## WRITTEN EXERCISE
Pick out every line of the entries below where "데이터베이스" occurs, and copy those lines.

## RECORD SET
• • • • •

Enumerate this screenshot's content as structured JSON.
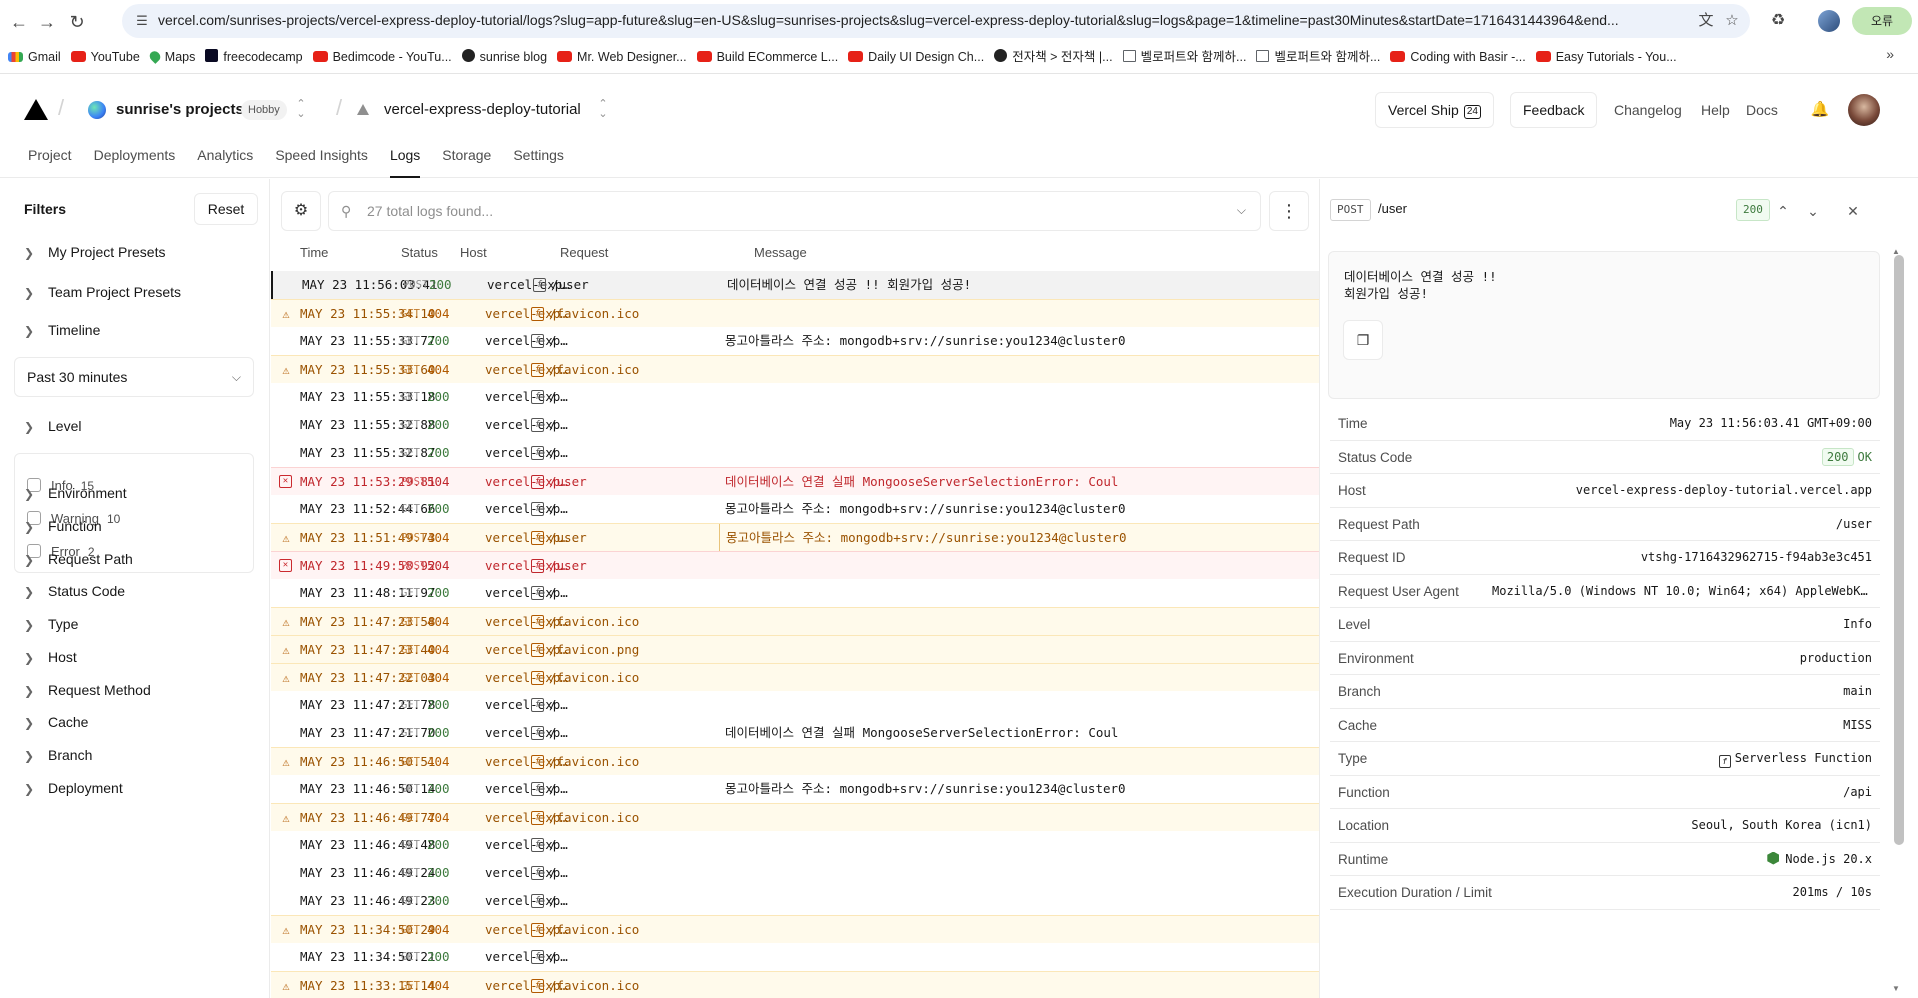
{
  "browser": {
    "url": "vercel.com/sunrises-projects/vercel-express-deploy-tutorial/logs?slug=app-future&slug=en-US&slug=sunrises-projects&slug=vercel-express-deploy-tutorial&slug=logs&page=1&timeline=past30Minutes&startDate=1716431443964&end...",
    "profile_label": "오류",
    "bookmarks": [
      {
        "icon": "gmail-icon",
        "label": "Gmail"
      },
      {
        "icon": "youtube-icon",
        "label": "YouTube"
      },
      {
        "icon": "maps-icon",
        "label": "Maps"
      },
      {
        "icon": "freecodecamp-icon",
        "label": "freecodecamp"
      },
      {
        "icon": "youtube-icon",
        "label": "Bedimcode - YouTu..."
      },
      {
        "icon": "github-icon",
        "label": "sunrise blog"
      },
      {
        "icon": "youtube-icon",
        "label": "Mr. Web Designer..."
      },
      {
        "icon": "youtube-icon",
        "label": "Build ECommerce L..."
      },
      {
        "icon": "youtube-icon",
        "label": "Daily UI Design Ch..."
      },
      {
        "icon": "github-icon",
        "label": "전자책 > 전자책 |..."
      },
      {
        "icon": "book-icon",
        "label": "벨로퍼트와 함께하..."
      },
      {
        "icon": "book-icon",
        "label": "벨로퍼트와 함께하..."
      },
      {
        "icon": "youtube-icon",
        "label": "Coding with Basir -..."
      },
      {
        "icon": "youtube-icon",
        "label": "Easy Tutorials - You..."
      }
    ]
  },
  "header": {
    "team_name": "sunrise's projects",
    "plan_badge": "Hobby",
    "project_name": "vercel-express-deploy-tutorial",
    "ship_label": "Vercel Ship",
    "ship_badge": "24",
    "feedback_label": "Feedback",
    "links": [
      "Changelog",
      "Help",
      "Docs"
    ],
    "tabs": [
      "Project",
      "Deployments",
      "Analytics",
      "Speed Insights",
      "Logs",
      "Storage",
      "Settings"
    ],
    "active_tab": "Logs"
  },
  "filters": {
    "title": "Filters",
    "reset_label": "Reset",
    "groups_top": [
      "My Project Presets",
      "Team Project Presets"
    ],
    "timeline_label": "Timeline",
    "timeline_value": "Past 30 minutes",
    "level_label": "Level",
    "levels": [
      {
        "label": "Info",
        "count": "15"
      },
      {
        "label": "Warning",
        "count": "10"
      },
      {
        "label": "Error",
        "count": "2"
      }
    ],
    "groups_bottom": [
      "Environment",
      "Function",
      "Request Path",
      "Status Code",
      "Type",
      "Host",
      "Request Method",
      "Cache",
      "Branch",
      "Deployment"
    ]
  },
  "logs": {
    "search_placeholder": "27 total logs found...",
    "columns": [
      "Time",
      "Status",
      "Host",
      "Request",
      "Message"
    ],
    "rows": [
      {
        "level": "info",
        "selected": true,
        "time": "MAY 23 11:56:03.41",
        "method": "POST",
        "status": "200",
        "host": "vercel-express-deploy-tutorial.vercel.app",
        "path": "/user",
        "message": "데이터베이스 연결 성공 !! 회원가입 성공!"
      },
      {
        "level": "warn",
        "time": "MAY 23 11:55:34.10",
        "method": "GET",
        "status": "404",
        "host": "vercel-express-deploy-tutorial.vercel.app",
        "path": "/favicon.ico",
        "message": ""
      },
      {
        "level": "info",
        "time": "MAY 23 11:55:33.77",
        "method": "GET",
        "status": "200",
        "host": "vercel-express-deploy-tutorial.vercel.app",
        "path": "/",
        "message": "몽고아틀라스 주소: mongodb+srv://sunrise:you1234@cluster0"
      },
      {
        "level": "warn",
        "time": "MAY 23 11:55:33.60",
        "method": "GET",
        "status": "404",
        "host": "vercel-express-deploy-tutorial.vercel.app",
        "path": "/favicon.ico",
        "message": ""
      },
      {
        "level": "info",
        "time": "MAY 23 11:55:33.18",
        "method": "GET",
        "status": "200",
        "host": "vercel-express-deploy-tutorial.vercel.app",
        "path": "/",
        "message": ""
      },
      {
        "level": "info",
        "time": "MAY 23 11:55:32.88",
        "method": "GET",
        "status": "200",
        "host": "vercel-express-deploy-tutorial.vercel.app",
        "path": "/",
        "message": ""
      },
      {
        "level": "info",
        "time": "MAY 23 11:55:32.87",
        "method": "GET",
        "status": "200",
        "host": "vercel-express-deploy-tutorial.vercel.app",
        "path": "/",
        "message": ""
      },
      {
        "level": "err",
        "time": "MAY 23 11:53:29.81",
        "method": "POST",
        "status": "504",
        "host": "vercel-express-deploy-tutorial.vercel.app",
        "path": "/user",
        "message": "데이터베이스 연결 실패 MongooseServerSelectionError: Coul"
      },
      {
        "level": "info",
        "time": "MAY 23 11:52:44.66",
        "method": "GET",
        "status": "200",
        "host": "vercel-express-deploy-tutorial.vercel.app",
        "path": "/",
        "message": "몽고아틀라스 주소: mongodb+srv://sunrise:you1234@cluster0"
      },
      {
        "level": "warn",
        "time": "MAY 23 11:51:49.73",
        "method": "POST",
        "status": "404",
        "host": "vercel-express-deploy-tutorial.vercel.app",
        "path": "/user",
        "message": "몽고아틀라스 주소: mongodb+srv://sunrise:you1234@cluster0"
      },
      {
        "level": "err",
        "time": "MAY 23 11:49:58.92",
        "method": "POST",
        "status": "504",
        "host": "vercel-express-deploy-tutorial.vercel.app",
        "path": "/user",
        "message": ""
      },
      {
        "level": "info",
        "time": "MAY 23 11:48:11.97",
        "method": "GET",
        "status": "200",
        "host": "vercel-express-deploy-tutorial.vercel.app",
        "path": "/",
        "message": ""
      },
      {
        "level": "warn",
        "time": "MAY 23 11:47:23.58",
        "method": "GET",
        "status": "404",
        "host": "vercel-express-deploy-tutorial.vercel.app",
        "path": "/favicon.ico",
        "message": ""
      },
      {
        "level": "warn",
        "time": "MAY 23 11:47:23.40",
        "method": "GET",
        "status": "404",
        "host": "vercel-express-deploy-tutorial.vercel.app",
        "path": "/favicon.png",
        "message": ""
      },
      {
        "level": "warn",
        "time": "MAY 23 11:47:22.03",
        "method": "GET",
        "status": "404",
        "host": "vercel-express-deploy-tutorial.vercel.app",
        "path": "/favicon.ico",
        "message": ""
      },
      {
        "level": "info",
        "time": "MAY 23 11:47:21.78",
        "method": "GET",
        "status": "200",
        "host": "vercel-express-deploy-tutorial.vercel.app",
        "path": "/",
        "message": ""
      },
      {
        "level": "info",
        "time": "MAY 23 11:47:21.70",
        "method": "GET",
        "status": "200",
        "host": "vercel-express-deploy-tutorial.vercel.app",
        "path": "/",
        "message": "데이터베이스 연결 실패 MongooseServerSelectionError: Coul"
      },
      {
        "level": "warn",
        "time": "MAY 23 11:46:50.51",
        "method": "GET",
        "status": "404",
        "host": "vercel-express-deploy-tutorial.vercel.app",
        "path": "/favicon.ico",
        "message": ""
      },
      {
        "level": "info",
        "time": "MAY 23 11:46:50.14",
        "method": "GET",
        "status": "200",
        "host": "vercel-express-deploy-tutorial.vercel.app",
        "path": "/",
        "message": "몽고아틀라스 주소: mongodb+srv://sunrise:you1234@cluster0"
      },
      {
        "level": "warn",
        "time": "MAY 23 11:46:49.77",
        "method": "GET",
        "status": "404",
        "host": "vercel-express-deploy-tutorial.vercel.app",
        "path": "/favicon.ico",
        "message": ""
      },
      {
        "level": "info",
        "time": "MAY 23 11:46:49.48",
        "method": "GET",
        "status": "200",
        "host": "vercel-express-deploy-tutorial.vercel.app",
        "path": "/",
        "message": ""
      },
      {
        "level": "info",
        "time": "MAY 23 11:46:49.24",
        "method": "GET",
        "status": "200",
        "host": "vercel-express-deploy-tutorial.vercel.app",
        "path": "/",
        "message": ""
      },
      {
        "level": "info",
        "time": "MAY 23 11:46:49.23",
        "method": "GET",
        "status": "200",
        "host": "vercel-express-deploy-tutorial.vercel.app",
        "path": "/",
        "message": ""
      },
      {
        "level": "warn",
        "time": "MAY 23 11:34:50.29",
        "method": "GET",
        "status": "404",
        "host": "vercel-express-deploy-tutorial.vercel.app",
        "path": "/favicon.ico",
        "message": ""
      },
      {
        "level": "info",
        "time": "MAY 23 11:34:50.21",
        "method": "GET",
        "status": "200",
        "host": "vercel-express-deploy-tutorial.vercel.app",
        "path": "/",
        "message": ""
      },
      {
        "level": "warn",
        "time": "MAY 23 11:33:15.14",
        "method": "GET",
        "status": "404",
        "host": "vercel-express-deploy-tutorial.vercel.app",
        "path": "/favicon.ico",
        "message": ""
      }
    ]
  },
  "detail": {
    "method": "POST",
    "path": "/user",
    "status": "200",
    "message": "데이터베이스 연결 성공 !!\n회원가입 성공!",
    "properties": [
      {
        "key": "Time",
        "value": "May 23 11:56:03.41 GMT+09:00"
      },
      {
        "key": "Status Code",
        "value": "200",
        "extra": "OK"
      },
      {
        "key": "Host",
        "value": "vercel-express-deploy-tutorial.vercel.app"
      },
      {
        "key": "Request Path",
        "value": "/user"
      },
      {
        "key": "Request ID",
        "value": "vtshg-1716432962715-f94ab3e3c451"
      },
      {
        "key": "Request User Agent",
        "value": "Mozilla/5.0 (Windows NT 10.0; Win64; x64) AppleWebKit/537.36"
      },
      {
        "key": "Level",
        "value": "Info"
      },
      {
        "key": "Environment",
        "value": "production"
      },
      {
        "key": "Branch",
        "value": "main"
      },
      {
        "key": "Cache",
        "value": "MISS"
      },
      {
        "key": "Type",
        "value": "Serverless Function"
      },
      {
        "key": "Function",
        "value": "/api"
      },
      {
        "key": "Location",
        "value": "Seoul, South Korea (icn1)"
      },
      {
        "key": "Runtime",
        "value": "Node.js 20.x"
      },
      {
        "key": "Execution Duration / Limit",
        "value": "201ms / 10s"
      }
    ]
  },
  "colors": {
    "warning_bg": "#fffaeb",
    "warning_text": "#9a5200",
    "error_bg": "#fff4f4",
    "error_text": "#c0272d",
    "ok_text": "#3d7a3d"
  }
}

• • • • •

## TASK ANSWER
        "message": "데이터베이스 연결 성공 !! 회원가입 성공!"
        "message": "데이터베이스 연결 실패 MongooseServerSelectionError: Coul"
        "message": "데이터베이스 연결 실패 MongooseServerSelectionError: Coul"
    "message": "데이터베이스 연결 성공 !!\n회원가입 성공!",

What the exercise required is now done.